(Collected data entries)
== Segment start ==

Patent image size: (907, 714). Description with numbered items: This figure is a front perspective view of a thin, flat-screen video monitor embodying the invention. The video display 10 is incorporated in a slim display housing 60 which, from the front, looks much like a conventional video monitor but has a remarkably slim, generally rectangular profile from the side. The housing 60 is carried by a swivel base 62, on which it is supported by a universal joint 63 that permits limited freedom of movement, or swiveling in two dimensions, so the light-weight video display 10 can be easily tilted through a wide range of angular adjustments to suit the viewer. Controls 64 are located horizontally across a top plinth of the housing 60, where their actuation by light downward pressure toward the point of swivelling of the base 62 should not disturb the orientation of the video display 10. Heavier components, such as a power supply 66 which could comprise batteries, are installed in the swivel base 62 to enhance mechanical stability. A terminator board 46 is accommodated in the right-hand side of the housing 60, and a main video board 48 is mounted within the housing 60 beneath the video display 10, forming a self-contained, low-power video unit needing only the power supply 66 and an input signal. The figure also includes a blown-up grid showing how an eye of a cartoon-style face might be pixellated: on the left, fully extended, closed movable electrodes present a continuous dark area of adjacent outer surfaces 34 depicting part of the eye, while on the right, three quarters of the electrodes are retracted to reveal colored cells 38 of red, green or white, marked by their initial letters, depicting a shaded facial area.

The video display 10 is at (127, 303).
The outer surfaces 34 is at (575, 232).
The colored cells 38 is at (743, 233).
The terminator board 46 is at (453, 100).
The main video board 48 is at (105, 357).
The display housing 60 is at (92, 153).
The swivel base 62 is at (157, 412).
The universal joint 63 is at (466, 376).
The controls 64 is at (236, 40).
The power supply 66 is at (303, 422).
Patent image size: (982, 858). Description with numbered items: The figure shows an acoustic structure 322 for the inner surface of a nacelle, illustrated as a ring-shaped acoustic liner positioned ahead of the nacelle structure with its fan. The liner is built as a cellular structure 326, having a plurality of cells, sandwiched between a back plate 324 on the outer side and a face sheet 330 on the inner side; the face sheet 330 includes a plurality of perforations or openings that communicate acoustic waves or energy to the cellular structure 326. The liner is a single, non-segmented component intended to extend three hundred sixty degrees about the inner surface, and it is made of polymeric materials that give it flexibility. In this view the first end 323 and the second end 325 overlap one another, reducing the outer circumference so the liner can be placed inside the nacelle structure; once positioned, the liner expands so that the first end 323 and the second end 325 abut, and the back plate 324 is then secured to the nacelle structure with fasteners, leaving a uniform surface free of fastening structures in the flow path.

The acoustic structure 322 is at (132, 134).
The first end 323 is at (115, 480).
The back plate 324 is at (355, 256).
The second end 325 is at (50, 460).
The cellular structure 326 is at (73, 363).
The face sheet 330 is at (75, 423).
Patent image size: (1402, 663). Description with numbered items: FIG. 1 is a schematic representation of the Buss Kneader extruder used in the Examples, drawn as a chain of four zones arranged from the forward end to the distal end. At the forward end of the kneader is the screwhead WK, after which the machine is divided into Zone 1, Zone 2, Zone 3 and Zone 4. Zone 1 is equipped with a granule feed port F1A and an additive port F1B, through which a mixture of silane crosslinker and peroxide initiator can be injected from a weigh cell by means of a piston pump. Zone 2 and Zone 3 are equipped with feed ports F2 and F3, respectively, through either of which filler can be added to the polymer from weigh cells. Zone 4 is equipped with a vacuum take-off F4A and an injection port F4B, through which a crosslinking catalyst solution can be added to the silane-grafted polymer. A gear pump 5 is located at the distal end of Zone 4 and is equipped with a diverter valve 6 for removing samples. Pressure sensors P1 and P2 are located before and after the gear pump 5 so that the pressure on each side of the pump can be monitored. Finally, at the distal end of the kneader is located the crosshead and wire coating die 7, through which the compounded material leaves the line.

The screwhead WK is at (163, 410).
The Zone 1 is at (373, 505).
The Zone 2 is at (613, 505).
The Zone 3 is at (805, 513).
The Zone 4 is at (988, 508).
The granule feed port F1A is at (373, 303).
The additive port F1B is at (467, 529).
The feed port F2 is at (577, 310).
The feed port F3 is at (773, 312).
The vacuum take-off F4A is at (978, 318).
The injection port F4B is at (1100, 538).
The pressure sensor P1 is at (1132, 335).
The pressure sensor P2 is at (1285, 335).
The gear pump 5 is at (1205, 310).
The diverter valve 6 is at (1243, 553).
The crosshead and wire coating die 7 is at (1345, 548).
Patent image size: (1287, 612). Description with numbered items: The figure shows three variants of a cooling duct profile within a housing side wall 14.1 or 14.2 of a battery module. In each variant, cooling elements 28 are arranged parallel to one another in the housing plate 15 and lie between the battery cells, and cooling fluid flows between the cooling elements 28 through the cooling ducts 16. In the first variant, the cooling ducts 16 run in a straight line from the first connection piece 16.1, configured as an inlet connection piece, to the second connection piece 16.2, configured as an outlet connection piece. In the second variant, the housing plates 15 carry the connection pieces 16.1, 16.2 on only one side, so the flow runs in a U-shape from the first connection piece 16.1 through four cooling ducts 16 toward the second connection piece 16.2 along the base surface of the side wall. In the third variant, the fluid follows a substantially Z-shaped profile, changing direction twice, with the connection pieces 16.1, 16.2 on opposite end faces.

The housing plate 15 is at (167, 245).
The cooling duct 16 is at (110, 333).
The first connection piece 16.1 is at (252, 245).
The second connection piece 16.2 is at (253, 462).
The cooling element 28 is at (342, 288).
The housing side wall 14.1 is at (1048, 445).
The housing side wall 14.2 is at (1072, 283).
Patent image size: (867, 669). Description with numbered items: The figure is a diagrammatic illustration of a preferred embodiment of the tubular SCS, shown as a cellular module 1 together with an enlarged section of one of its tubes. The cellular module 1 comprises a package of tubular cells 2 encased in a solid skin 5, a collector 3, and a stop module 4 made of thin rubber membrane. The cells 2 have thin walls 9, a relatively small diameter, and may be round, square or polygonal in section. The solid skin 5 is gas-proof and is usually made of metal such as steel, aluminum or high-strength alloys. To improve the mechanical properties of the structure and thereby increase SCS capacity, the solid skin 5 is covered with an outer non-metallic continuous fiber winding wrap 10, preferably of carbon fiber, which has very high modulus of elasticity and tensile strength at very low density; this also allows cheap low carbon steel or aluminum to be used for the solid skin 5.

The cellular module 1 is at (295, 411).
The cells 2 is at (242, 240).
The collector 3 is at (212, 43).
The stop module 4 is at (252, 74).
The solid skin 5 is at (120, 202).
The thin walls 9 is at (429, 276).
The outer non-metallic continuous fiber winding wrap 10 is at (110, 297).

== Segment end ==

*PROBLEM TO SOLVE*
What is needed is an exact, complete copy of the entries above.

*RESPONSE TO THE TASK*
Patent image size: (907, 714). Description with numbered items: This figure is a front perspective view of a thin, flat-screen video monitor embodying the invention. The video display 10 is incorporated in a slim display housing 60 which, from the front, looks much like a conventional video monitor but has a remarkably slim, generally rectangular profile from the side. The housing 60 is carried by a swivel base 62, on which it is supported by a universal joint 63 that permits limited freedom of movement, or swiveling in two dimensions, so the light-weight video display 10 can be easily tilted through a wide range of angular adjustments to suit the viewer. Controls 64 are located horizontally across a top plinth of the housing 60, where their actuation by light downward pressure toward the point of swivelling of the base 62 should not disturb the orientation of the video display 10. Heavier components, such as a power supply 66 which could comprise batteries, are installed in the swivel base 62 to enhance mechanical stability. A terminator board 46 is accommodated in the right-hand side of the housing 60, and a main video board 48 is mounted within the housing 60 beneath the video display 10, forming a self-contained, low-power video unit needing only the power supply 66 and an input signal. The figure also includes a blown-up grid showing how an eye of a cartoon-style face might be pixellated: on the left, fully extended, closed movable electrodes present a continuous dark area of adjacent outer surfaces 34 depicting part of the eye, while on the right, three quarters of the electrodes are retracted to reveal colored cells 38 of red, green or white, marked by their initial letters, depicting a shaded facial area.

The video display 10 is at (127, 303).
The outer surfaces 34 is at (575, 232).
The colored cells 38 is at (743, 233).
The terminator board 46 is at (453, 100).
The main video board 48 is at (105, 357).
The display housing 60 is at (92, 153).
The swivel base 62 is at (157, 412).
The universal joint 63 is at (466, 376).
The controls 64 is at (236, 40).
The power supply 66 is at (303, 422).
Patent image size: (982, 858). Description with numbered items: The figure shows an acoustic structure 322 for the inner surface of a nacelle, illustrated as a ring-shaped acoustic liner positioned ahead of the nacelle structure with its fan. The liner is built as a cellular structure 326, having a plurality of cells, sandwiched between a back plate 324 on the outer side and a face sheet 330 on the inner side; the face sheet 330 includes a plurality of perforations or openings that communicate acoustic waves or energy to the cellular structure 326. The liner is a single, non-segmented component intended to extend three hundred sixty degrees about the inner surface, and it is made of polymeric materials that give it flexibility. In this view the first end 323 and the second end 325 overlap one another, reducing the outer circumference so the liner can be placed inside the nacelle structure; once positioned, the liner expands so that the first end 323 and the second end 325 abut, and the back plate 324 is then secured to the nacelle structure with fasteners, leaving a uniform surface free of fastening structures in the flow path.

The acoustic structure 322 is at (132, 134).
The first end 323 is at (115, 480).
The back plate 324 is at (355, 256).
The second end 325 is at (50, 460).
The cellular structure 326 is at (73, 363).
The face sheet 330 is at (75, 423).
Patent image size: (1402, 663). Description with numbered items: FIG. 1 is a schematic representation of the Buss Kneader extruder used in the Examples, drawn as a chain of four zones arranged from the forward end to the distal end. At the forward end of the kneader is the screwhead WK, after which the machine is divided into Zone 1, Zone 2, Zone 3 and Zone 4. Zone 1 is equipped with a granule feed port F1A and an additive port F1B, through which a mixture of silane crosslinker and peroxide initiator can be injected from a weigh cell by means of a piston pump. Zone 2 and Zone 3 are equipped with feed ports F2 and F3, respectively, through either of which filler can be added to the polymer from weigh cells. Zone 4 is equipped with a vacuum take-off F4A and an injection port F4B, through which a crosslinking catalyst solution can be added to the silane-grafted polymer. A gear pump 5 is located at the distal end of Zone 4 and is equipped with a diverter valve 6 for removing samples. Pressure sensors P1 and P2 are located before and after the gear pump 5 so that the pressure on each side of the pump can be monitored. Finally, at the distal end of the kneader is located the crosshead and wire coating die 7, through which the compounded material leaves the line.

The screwhead WK is at (163, 410).
The Zone 1 is at (373, 505).
The Zone 2 is at (613, 505).
The Zone 3 is at (805, 513).
The Zone 4 is at (988, 508).
The granule feed port F1A is at (373, 303).
The additive port F1B is at (467, 529).
The feed port F2 is at (577, 310).
The feed port F3 is at (773, 312).
The vacuum take-off F4A is at (978, 318).
The injection port F4B is at (1100, 538).
The pressure sensor P1 is at (1132, 335).
The pressure sensor P2 is at (1285, 335).
The gear pump 5 is at (1205, 310).
The diverter valve 6 is at (1243, 553).
The crosshead and wire coating die 7 is at (1345, 548).
Patent image size: (1287, 612). Description with numbered items: The figure shows three variants of a cooling duct profile within a housing side wall 14.1 or 14.2 of a battery module. In each variant, cooling elements 28 are arranged parallel to one another in the housing plate 15 and lie between the battery cells, and cooling fluid flows between the cooling elements 28 through the cooling ducts 16. In the first variant, the cooling ducts 16 run in a straight line from the first connection piece 16.1, configured as an inlet connection piece, to the second connection piece 16.2, configured as an outlet connection piece. In the second variant, the housing plates 15 carry the connection pieces 16.1, 16.2 on only one side, so the flow runs in a U-shape from the first connection piece 16.1 through four cooling ducts 16 toward the second connection piece 16.2 along the base surface of the side wall. In the third variant, the fluid follows a substantially Z-shaped profile, changing direction twice, with the connection pieces 16.1, 16.2 on opposite end faces.

The housing plate 15 is at (167, 245).
The cooling duct 16 is at (110, 333).
The first connection piece 16.1 is at (252, 245).
The second connection piece 16.2 is at (253, 462).
The cooling element 28 is at (342, 288).
The housing side wall 14.1 is at (1048, 445).
The housing side wall 14.2 is at (1072, 283).
Patent image size: (867, 669). Description with numbered items: The figure is a diagrammatic illustration of a preferred embodiment of the tubular SCS, shown as a cellular module 1 together with an enlarged section of one of its tubes. The cellular module 1 comprises a package of tubular cells 2 encased in a solid skin 5, a collector 3, and a stop module 4 made of thin rubber membrane. The cells 2 have thin walls 9, a relatively small diameter, and may be round, square or polygonal in section. The solid skin 5 is gas-proof and is usually made of metal such as steel, aluminum or high-strength alloys. To improve the mechanical properties of the structure and thereby increase SCS capacity, the solid skin 5 is covered with an outer non-metallic continuous fiber winding wrap 10, preferably of carbon fiber, which has very high modulus of elasticity and tensile strength at very low density; this also allows cheap low carbon steel or aluminum to be used for the solid skin 5.

The cellular module 1 is at (295, 411).
The cells 2 is at (242, 240).
The collector 3 is at (212, 43).
The stop module 4 is at (252, 74).
The solid skin 5 is at (120, 202).
The thin walls 9 is at (429, 276).
The outer non-metallic continuous fiber winding wrap 10 is at (110, 297).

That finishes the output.